(Short task): In the entries that follow, find the word "صيدة" and report each line it is on.

━━ Dataset rows ━━

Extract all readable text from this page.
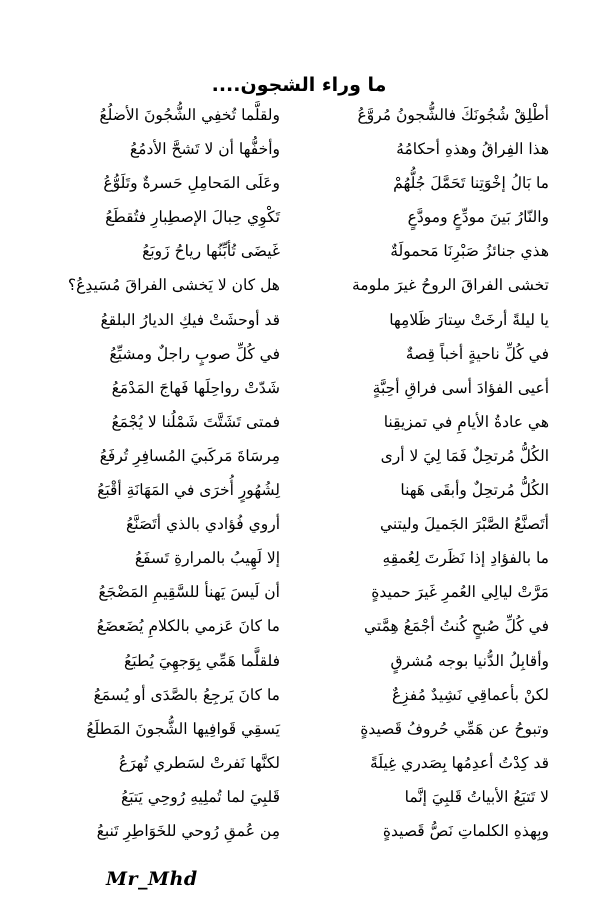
ما وراء الشجون....
أطْلِقْ شُجُونَكَ فالشُّجونُ مُروَّعُ
ولقلَّما تُخفِي الشُّجُونَ الأضلُعُ
هذا الفِراقُ وهذهِ أحكامُهُ
وأخفُّها أن لا تَشحَّ الأدمُعُ
ما بَالُ إخْوَتِنا تَحَمَّلَ جُلُّهُمْ
وعَلَى المَحامِلِ حَسرةٌ وتَلَوُّعُ
والنّارُ بَينَ مودِّعٍ ومودَّعٍ
تَكْوِي حِبالَ الإصطِبارِ فتُقطَعُ
هذي جنائزُ صَبْرِنَا مَحمولَةٌ
غَيضَى تُأبِّنُها رياحُ زَوبَعُ
تخشى الفراقَ الروحُ غيرَ ملومة
هل كان لا يَخشى الفراقَ مُسَيدِعُ؟
يا ليلةً أرخَتْ سِتارَ ظَلامِها
قد أوحشَتْ فيكِ الديارُ البلقعُ
في كُلِّ ناحيةٍ أخباً قِصةٌ
في كُلِّ صوبٍ راجلٌ ومشيِّعُ
أعيى الفؤادَ أسى فراقِ أحِبَّةٍ
شَدّتْ رواحِلَها فَهاجَ المَدْمَعُ
هي عادةُ الأيامِ في تمزيقِنا
فمتى تَشَتَّتَ شَمْلُنا لا يُجْمَعُ
الكُلُّ مُرتحِلٌ فَمَا لِيَ لا أرى
مِرسَاةَ مَركَبيَ المُسافِرِ تُرفَعُ
الكُلُّ مُرتحِلٌ وأبقَى هَهنا
لِشُهُورٍ أُخرَى في المَهَانَةِ أقْبَعُ
أتَصنَّعُ الصَّبْرَ الجَميلَ وليتني
أروي فُؤادي بالذي أتَصَنَّعُ
ما بالفؤادِ إذا نَظَرتَ لِعُمقِهِ
إلا لَهِيبُ بالمرارةِ تَسفَعُ
مَرَّتْ ليالِي العُمرِ غَيرَ حميدةٍ
أن لَيسَ يَهنأ للسَّقِيمِ المَضْجَعُ
في كُلِّ صُبحٍ كُنتُ أجْمَعُ هِمَّتي
ما كانَ عَزمي بالكلامِ يُضَعضَعُ
وأقابِلُ الدُّنيا بوجه مُشرقٍ
فلقلَّما هَمِّي بِوَجهِيَ يُطبَعُ
لكنْ بأعماقِي نَشِيدٌ مُفزِعٌ
ما كانَ يَرجِعُ بالصَّدَى أو يُسمَعُ
وتبوحُ عن هَمِّي حُروفُ قَصيدةٍ
يَسقِي قَوافِيها الشُّجونَ المَطلَعُ
قد كِدْتُ أعدِمُها بِصَدري غِيلَةً
لكنَّها نَفرتْ لسَطري تُهرَعُ
لا تَتبَعُ الأبياتُ قَلبِيَ إنَّما
قَلبِيَ لما تُملِيهِ رُوحِي يَتبَعُ
وبِهذهِ الكلماتِ نَصُّ قَصيدةٍ
مِن عُمقِ رُوحي للخَوَاطِرِ تَنبعُ
Mr_Mhd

━━━

(Exercise response):
وتبوحُ عن هَمِّي حُروفُ قَصيدةٍ
وبِهذهِ الكلماتِ نَصُّ قَصيدةٍ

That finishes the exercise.